## EXERCISE DATA
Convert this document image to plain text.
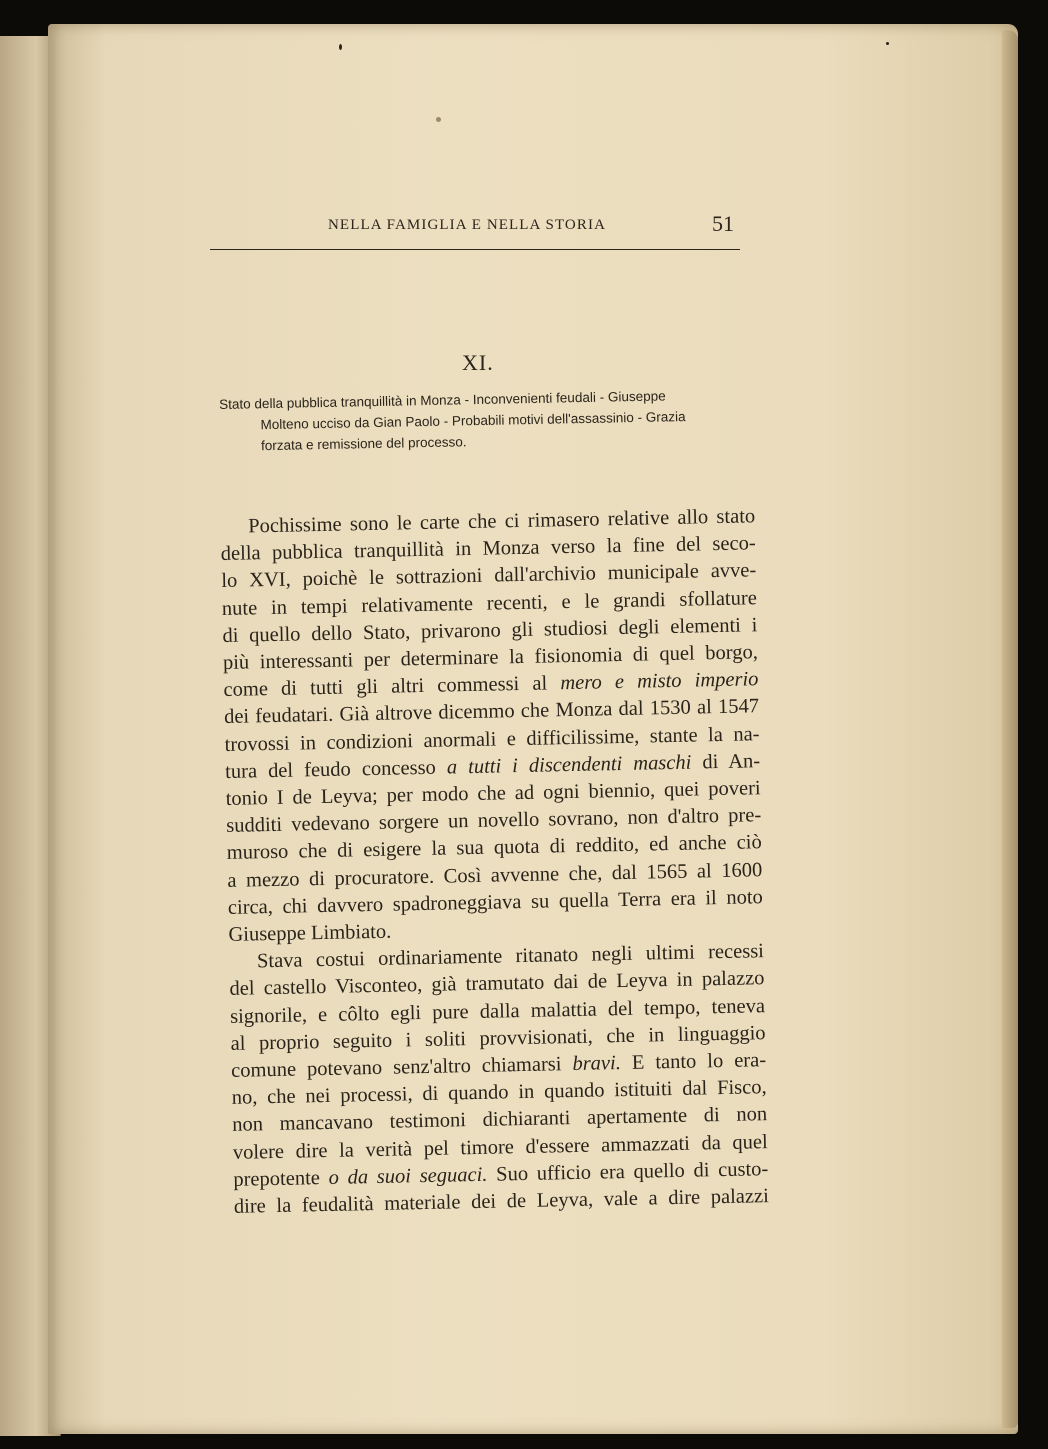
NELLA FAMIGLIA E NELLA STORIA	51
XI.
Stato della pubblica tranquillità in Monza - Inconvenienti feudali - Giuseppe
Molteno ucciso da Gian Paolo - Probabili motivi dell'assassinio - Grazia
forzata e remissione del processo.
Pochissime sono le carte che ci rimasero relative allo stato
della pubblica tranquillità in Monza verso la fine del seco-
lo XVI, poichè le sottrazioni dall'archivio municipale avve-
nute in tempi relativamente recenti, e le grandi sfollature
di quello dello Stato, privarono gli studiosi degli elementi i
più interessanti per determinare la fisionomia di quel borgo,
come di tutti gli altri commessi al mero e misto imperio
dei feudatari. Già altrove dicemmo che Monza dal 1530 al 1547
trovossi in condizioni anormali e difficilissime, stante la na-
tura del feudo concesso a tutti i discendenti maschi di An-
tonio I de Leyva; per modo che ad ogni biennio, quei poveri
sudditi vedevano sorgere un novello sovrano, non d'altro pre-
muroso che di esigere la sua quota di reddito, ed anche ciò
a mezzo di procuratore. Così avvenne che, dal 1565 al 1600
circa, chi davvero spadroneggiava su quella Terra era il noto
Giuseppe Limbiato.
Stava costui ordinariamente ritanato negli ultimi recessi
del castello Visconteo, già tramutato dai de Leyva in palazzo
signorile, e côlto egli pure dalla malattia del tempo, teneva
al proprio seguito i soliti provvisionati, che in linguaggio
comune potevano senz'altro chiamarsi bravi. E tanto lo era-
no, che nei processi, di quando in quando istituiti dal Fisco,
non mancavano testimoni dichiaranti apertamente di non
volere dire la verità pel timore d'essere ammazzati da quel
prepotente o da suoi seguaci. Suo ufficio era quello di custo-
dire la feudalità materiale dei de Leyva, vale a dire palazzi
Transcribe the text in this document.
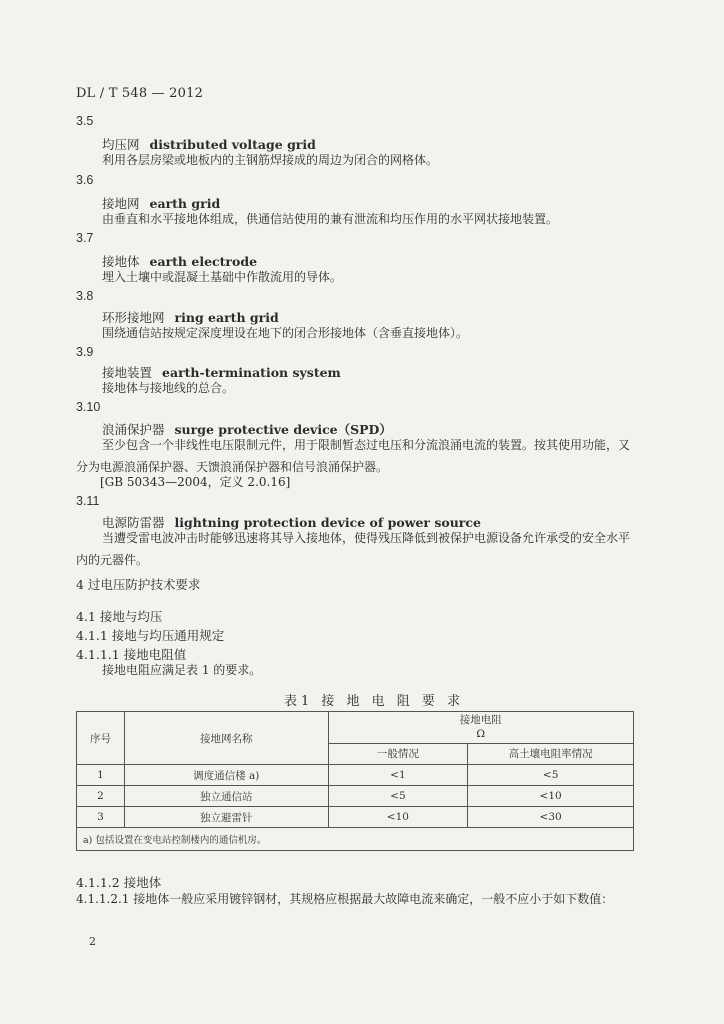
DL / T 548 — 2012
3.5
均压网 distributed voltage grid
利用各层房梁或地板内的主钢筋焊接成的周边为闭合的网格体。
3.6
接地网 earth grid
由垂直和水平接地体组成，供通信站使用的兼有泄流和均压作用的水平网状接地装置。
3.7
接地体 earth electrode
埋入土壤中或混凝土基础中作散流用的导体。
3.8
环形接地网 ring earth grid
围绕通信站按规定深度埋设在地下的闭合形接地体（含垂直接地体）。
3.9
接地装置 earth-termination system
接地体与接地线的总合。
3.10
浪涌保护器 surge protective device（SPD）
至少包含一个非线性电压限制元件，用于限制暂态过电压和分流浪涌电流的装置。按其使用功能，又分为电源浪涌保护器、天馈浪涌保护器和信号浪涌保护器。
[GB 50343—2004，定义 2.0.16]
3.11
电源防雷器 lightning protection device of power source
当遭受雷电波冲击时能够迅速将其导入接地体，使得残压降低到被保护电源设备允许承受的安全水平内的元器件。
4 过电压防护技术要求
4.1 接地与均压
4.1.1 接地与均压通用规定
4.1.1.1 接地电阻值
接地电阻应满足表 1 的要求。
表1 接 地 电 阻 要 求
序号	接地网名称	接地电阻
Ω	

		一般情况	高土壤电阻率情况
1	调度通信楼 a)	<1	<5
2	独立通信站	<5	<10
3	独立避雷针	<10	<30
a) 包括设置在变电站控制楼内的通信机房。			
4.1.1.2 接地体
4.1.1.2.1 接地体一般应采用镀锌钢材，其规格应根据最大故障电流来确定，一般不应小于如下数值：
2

--

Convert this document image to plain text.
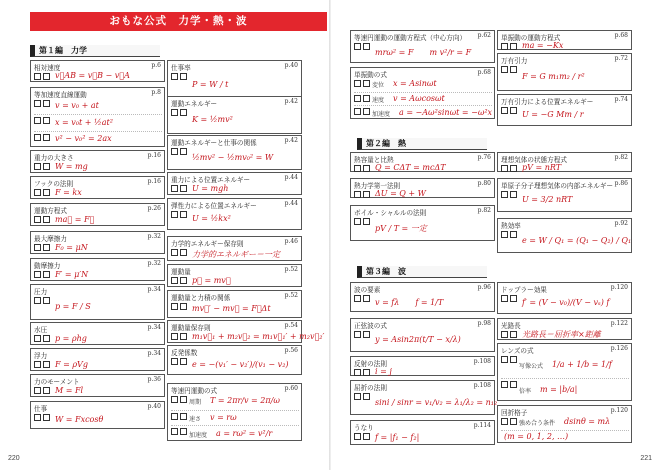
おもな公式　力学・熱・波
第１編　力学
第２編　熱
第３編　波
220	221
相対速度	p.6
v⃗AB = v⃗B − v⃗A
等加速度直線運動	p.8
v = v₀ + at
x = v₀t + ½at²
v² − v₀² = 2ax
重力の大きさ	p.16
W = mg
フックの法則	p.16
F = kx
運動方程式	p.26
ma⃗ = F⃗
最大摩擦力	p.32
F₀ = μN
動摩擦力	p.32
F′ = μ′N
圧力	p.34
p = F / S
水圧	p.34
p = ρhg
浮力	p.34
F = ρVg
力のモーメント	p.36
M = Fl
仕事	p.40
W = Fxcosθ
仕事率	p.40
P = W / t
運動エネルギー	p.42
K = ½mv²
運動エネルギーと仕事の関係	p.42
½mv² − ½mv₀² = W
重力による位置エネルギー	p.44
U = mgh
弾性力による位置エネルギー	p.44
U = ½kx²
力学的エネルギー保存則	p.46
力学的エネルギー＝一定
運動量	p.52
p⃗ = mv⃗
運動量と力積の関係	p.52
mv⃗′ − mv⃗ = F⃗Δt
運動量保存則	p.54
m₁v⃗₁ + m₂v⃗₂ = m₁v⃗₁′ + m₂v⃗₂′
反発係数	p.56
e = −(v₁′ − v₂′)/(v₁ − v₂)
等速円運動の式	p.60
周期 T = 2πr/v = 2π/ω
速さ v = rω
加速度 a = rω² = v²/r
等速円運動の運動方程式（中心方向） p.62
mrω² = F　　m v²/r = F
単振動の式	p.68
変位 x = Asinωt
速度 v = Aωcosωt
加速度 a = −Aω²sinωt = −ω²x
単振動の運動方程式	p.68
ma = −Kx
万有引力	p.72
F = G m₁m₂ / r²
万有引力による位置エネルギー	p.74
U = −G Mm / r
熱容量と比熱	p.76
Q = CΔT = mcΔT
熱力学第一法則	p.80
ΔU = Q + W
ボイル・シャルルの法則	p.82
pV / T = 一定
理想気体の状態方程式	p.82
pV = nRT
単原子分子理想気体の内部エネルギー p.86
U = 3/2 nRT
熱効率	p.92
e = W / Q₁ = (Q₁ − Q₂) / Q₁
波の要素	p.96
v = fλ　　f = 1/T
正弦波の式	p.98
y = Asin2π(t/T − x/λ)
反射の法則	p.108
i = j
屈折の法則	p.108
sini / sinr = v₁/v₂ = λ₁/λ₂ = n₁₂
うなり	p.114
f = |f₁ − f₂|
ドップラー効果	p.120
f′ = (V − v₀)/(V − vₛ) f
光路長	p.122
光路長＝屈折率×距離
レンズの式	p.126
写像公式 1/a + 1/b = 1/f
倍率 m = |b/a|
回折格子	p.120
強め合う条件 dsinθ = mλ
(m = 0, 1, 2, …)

...

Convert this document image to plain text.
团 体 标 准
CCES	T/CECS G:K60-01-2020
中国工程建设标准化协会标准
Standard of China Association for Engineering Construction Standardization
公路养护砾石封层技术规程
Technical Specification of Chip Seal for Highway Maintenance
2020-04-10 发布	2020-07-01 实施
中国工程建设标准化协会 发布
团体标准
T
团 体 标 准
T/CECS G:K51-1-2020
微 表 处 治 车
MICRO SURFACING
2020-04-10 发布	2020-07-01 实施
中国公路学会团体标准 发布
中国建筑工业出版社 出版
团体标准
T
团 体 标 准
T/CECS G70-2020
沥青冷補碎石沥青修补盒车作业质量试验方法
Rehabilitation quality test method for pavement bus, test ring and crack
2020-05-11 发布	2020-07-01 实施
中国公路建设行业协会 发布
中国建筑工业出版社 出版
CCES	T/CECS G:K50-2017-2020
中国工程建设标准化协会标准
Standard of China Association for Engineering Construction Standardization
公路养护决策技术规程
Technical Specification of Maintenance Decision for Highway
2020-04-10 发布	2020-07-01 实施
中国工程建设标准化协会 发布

## STATED TASK
Every line in the data that holds "grid" should be copied out.

## RESPONSE
均压网 distributed voltage grid
接地网 earth grid
环形接地网 ring earth grid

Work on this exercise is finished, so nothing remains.